● Dataset records
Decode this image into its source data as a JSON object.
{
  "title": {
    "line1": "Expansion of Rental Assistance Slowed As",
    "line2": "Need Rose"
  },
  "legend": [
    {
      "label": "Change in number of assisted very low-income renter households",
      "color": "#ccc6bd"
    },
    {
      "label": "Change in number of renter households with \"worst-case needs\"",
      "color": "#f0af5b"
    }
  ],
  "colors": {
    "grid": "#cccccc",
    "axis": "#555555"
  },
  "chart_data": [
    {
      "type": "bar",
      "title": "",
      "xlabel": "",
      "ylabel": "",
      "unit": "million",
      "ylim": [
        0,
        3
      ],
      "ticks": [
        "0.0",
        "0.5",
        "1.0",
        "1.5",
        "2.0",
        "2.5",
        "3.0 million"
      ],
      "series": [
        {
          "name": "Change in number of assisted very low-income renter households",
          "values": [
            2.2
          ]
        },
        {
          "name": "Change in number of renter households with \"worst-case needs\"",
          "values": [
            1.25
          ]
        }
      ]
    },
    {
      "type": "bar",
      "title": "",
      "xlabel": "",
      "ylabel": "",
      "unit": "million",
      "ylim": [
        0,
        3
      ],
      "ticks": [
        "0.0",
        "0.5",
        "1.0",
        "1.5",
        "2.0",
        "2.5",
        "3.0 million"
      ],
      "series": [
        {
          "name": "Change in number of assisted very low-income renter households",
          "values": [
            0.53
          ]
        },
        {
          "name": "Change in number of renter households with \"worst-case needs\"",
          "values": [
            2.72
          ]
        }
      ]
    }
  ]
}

● What is required
Repeat the data verbatim.

● Response to this exercise
Decode this image into its source data as a JSON object.
{
  "title": {
    "line1": "Expansion of Rental Assistance Slowed As",
    "line2": "Need Rose"
  },
  "legend": [
    {
      "label": "Change in number of assisted very low-income renter households",
      "color": "#ccc6bd"
    },
    {
      "label": "Change in number of renter households with \"worst-case needs\"",
      "color": "#f0af5b"
    }
  ],
  "colors": {
    "grid": "#cccccc",
    "axis": "#555555"
  },
  "chart_data": [
    {
      "type": "bar",
      "title": "",
      "xlabel": "",
      "ylabel": "",
      "unit": "million",
      "ylim": [
        0,
        3
      ],
      "ticks": [
        "0.0",
        "0.5",
        "1.0",
        "1.5",
        "2.0",
        "2.5",
        "3.0 million"
      ],
      "series": [
        {
          "name": "Change in number of assisted very low-income renter households",
          "values": [
            2.2
          ]
        },
        {
          "name": "Change in number of renter households with \"worst-case needs\"",
          "values": [
            1.25
          ]
        }
      ]
    },
    {
      "type": "bar",
      "title": "",
      "xlabel": "",
      "ylabel": "",
      "unit": "million",
      "ylim": [
        0,
        3
      ],
      "ticks": [
        "0.0",
        "0.5",
        "1.0",
        "1.5",
        "2.0",
        "2.5",
        "3.0 million"
      ],
      "series": [
        {
          "name": "Change in number of assisted very low-income renter households",
          "values": [
            0.53
          ]
        },
        {
          "name": "Change in number of renter households with \"worst-case needs\"",
          "values": [
            2.72
          ]
        }
      ]
    }
  ]
}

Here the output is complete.